__Exercise details__.
Go through the entries one line at a time, and gather every line that has the word "Средний".

__Supplied records__.
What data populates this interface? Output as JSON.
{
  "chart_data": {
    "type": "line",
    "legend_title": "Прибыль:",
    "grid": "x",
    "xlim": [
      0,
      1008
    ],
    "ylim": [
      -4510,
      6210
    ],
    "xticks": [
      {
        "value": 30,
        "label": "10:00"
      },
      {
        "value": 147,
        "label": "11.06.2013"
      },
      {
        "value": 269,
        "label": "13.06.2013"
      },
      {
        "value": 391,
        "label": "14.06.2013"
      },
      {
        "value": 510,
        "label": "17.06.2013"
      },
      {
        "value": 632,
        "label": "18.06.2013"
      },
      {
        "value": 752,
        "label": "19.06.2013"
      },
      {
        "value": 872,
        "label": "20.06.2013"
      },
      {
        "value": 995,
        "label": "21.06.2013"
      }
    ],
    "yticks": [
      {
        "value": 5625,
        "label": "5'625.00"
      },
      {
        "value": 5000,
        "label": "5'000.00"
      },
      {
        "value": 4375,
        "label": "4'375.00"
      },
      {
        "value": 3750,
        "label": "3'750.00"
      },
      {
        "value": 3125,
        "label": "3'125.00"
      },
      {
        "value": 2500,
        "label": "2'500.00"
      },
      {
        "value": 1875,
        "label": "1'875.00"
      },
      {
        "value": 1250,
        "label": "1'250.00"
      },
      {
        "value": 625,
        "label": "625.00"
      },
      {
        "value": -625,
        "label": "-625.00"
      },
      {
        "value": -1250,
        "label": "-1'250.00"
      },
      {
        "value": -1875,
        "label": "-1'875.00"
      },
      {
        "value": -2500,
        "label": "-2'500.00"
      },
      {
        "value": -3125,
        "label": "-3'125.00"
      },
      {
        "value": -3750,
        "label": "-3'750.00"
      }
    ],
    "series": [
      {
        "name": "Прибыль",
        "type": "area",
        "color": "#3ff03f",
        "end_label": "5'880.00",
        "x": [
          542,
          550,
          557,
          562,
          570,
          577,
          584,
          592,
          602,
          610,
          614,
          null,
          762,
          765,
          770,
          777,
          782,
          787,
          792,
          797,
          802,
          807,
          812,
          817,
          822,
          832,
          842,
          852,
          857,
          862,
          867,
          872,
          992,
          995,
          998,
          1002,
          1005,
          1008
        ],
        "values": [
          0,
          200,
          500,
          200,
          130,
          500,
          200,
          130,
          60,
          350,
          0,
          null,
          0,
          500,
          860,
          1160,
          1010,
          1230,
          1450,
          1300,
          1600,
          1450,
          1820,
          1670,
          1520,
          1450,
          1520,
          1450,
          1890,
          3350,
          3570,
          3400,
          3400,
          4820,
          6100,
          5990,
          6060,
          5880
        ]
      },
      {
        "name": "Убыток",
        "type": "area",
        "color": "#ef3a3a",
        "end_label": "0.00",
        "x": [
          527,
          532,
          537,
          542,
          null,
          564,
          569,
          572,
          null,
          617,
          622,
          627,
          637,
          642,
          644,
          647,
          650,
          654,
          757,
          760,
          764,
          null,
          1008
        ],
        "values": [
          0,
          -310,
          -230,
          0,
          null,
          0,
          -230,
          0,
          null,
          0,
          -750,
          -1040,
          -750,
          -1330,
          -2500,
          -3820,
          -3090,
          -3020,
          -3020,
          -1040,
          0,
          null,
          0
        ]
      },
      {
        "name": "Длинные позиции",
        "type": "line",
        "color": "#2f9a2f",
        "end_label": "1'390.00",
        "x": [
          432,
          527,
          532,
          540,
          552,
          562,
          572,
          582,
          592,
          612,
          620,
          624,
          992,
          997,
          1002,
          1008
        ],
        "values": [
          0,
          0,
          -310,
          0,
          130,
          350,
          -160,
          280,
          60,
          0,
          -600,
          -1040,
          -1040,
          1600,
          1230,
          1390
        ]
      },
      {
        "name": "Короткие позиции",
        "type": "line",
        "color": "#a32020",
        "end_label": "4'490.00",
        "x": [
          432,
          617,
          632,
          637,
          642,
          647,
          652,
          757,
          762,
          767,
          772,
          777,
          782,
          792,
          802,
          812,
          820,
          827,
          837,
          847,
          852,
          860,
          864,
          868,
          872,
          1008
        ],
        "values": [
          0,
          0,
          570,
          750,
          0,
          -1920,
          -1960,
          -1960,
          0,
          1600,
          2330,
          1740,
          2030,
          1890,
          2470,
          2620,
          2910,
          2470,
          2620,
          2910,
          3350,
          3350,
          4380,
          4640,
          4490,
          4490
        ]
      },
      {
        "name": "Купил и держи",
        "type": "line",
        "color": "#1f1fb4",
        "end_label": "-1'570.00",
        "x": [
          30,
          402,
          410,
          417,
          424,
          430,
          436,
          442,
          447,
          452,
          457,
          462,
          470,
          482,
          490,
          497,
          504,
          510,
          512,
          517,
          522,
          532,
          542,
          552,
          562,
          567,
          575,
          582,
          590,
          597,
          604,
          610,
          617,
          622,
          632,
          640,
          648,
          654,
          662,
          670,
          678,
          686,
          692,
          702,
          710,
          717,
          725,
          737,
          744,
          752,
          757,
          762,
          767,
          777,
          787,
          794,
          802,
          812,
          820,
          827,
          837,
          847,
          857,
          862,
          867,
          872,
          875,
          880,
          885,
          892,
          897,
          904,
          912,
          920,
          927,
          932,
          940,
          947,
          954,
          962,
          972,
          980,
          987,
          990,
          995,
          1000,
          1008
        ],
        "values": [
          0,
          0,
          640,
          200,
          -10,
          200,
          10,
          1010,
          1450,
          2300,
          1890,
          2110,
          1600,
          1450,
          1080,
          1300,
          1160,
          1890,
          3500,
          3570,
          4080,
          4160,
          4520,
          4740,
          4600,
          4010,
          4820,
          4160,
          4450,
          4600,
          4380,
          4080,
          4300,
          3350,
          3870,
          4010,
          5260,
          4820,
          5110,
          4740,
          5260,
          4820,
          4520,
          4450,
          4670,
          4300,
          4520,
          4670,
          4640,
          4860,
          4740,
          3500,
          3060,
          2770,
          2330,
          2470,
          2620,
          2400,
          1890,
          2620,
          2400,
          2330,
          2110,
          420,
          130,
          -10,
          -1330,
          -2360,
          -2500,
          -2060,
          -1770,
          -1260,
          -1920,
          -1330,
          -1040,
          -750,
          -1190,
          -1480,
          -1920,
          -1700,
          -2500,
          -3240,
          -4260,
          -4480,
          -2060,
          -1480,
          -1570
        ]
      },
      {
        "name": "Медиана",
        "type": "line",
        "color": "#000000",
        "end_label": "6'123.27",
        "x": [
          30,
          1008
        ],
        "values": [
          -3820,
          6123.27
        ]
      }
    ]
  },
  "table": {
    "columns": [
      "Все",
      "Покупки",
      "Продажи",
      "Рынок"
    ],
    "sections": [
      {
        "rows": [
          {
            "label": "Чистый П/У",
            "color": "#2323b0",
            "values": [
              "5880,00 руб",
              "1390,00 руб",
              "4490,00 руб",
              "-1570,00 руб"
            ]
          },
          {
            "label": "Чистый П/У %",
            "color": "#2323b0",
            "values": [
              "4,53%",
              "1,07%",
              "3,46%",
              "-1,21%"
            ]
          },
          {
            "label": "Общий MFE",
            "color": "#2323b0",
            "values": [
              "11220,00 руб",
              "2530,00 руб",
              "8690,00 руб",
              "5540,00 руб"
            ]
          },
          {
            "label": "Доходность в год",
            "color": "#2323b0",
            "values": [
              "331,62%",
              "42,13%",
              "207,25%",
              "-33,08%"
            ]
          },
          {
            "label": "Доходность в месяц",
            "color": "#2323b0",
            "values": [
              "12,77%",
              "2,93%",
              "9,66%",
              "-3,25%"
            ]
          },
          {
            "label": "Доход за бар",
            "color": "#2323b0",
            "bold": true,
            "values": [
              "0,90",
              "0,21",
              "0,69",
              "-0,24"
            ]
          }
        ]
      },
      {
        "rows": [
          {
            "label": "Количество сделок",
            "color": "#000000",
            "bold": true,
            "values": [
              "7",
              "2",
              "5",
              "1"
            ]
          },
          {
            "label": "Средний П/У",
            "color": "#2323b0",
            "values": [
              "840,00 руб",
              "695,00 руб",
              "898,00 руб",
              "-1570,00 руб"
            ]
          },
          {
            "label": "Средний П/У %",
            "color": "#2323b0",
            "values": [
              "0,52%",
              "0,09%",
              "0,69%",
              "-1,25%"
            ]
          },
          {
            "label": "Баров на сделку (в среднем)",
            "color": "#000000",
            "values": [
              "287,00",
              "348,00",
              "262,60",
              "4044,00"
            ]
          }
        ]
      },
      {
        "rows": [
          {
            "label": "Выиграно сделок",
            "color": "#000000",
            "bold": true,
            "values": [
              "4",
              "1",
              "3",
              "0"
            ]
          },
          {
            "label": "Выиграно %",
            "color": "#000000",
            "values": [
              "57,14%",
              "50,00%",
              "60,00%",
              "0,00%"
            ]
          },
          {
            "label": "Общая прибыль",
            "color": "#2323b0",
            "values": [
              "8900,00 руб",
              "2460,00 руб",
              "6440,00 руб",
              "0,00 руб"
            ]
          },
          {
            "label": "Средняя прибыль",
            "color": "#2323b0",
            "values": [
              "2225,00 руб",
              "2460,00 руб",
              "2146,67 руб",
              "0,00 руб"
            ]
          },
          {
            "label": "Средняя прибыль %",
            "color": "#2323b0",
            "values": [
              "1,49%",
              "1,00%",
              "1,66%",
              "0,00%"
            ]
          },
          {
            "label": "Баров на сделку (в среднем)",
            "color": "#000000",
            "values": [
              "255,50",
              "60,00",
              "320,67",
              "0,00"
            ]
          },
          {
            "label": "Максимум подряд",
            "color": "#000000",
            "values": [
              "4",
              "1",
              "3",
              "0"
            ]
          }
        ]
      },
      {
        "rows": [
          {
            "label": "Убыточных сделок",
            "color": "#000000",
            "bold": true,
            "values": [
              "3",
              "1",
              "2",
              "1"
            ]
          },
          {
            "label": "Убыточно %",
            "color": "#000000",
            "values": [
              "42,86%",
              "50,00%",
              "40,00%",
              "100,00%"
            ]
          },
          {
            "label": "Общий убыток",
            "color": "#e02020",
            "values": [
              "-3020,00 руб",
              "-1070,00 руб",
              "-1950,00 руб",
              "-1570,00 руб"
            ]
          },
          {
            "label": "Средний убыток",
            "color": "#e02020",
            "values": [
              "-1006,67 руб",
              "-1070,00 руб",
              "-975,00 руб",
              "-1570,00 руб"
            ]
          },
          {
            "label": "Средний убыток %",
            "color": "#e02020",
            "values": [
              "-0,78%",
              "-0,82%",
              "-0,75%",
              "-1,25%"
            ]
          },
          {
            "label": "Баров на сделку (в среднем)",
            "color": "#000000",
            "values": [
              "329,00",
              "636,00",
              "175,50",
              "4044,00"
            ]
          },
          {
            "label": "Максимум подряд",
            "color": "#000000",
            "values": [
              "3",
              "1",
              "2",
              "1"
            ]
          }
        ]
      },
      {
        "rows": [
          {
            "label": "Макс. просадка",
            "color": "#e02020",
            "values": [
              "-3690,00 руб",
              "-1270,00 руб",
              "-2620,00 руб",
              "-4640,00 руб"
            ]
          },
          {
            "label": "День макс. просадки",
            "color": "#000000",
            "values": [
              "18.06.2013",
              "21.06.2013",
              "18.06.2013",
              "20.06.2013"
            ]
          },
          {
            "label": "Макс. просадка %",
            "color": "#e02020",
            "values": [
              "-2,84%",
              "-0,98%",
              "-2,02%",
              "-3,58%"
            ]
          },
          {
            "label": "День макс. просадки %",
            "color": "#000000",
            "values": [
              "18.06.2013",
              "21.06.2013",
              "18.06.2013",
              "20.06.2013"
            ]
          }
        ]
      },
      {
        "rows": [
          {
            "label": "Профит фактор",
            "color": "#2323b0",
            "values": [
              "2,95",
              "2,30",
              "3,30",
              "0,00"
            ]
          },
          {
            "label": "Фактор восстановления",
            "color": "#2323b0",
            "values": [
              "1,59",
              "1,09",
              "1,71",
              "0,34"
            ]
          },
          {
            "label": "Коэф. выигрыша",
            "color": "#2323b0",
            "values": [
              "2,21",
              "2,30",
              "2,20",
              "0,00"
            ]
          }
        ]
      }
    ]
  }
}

__Expected answer__.
            "label": "Средний П/У",
            "label": "Средний П/У %",
            "label": "Средний убыток",
            "label": "Средний убыток %",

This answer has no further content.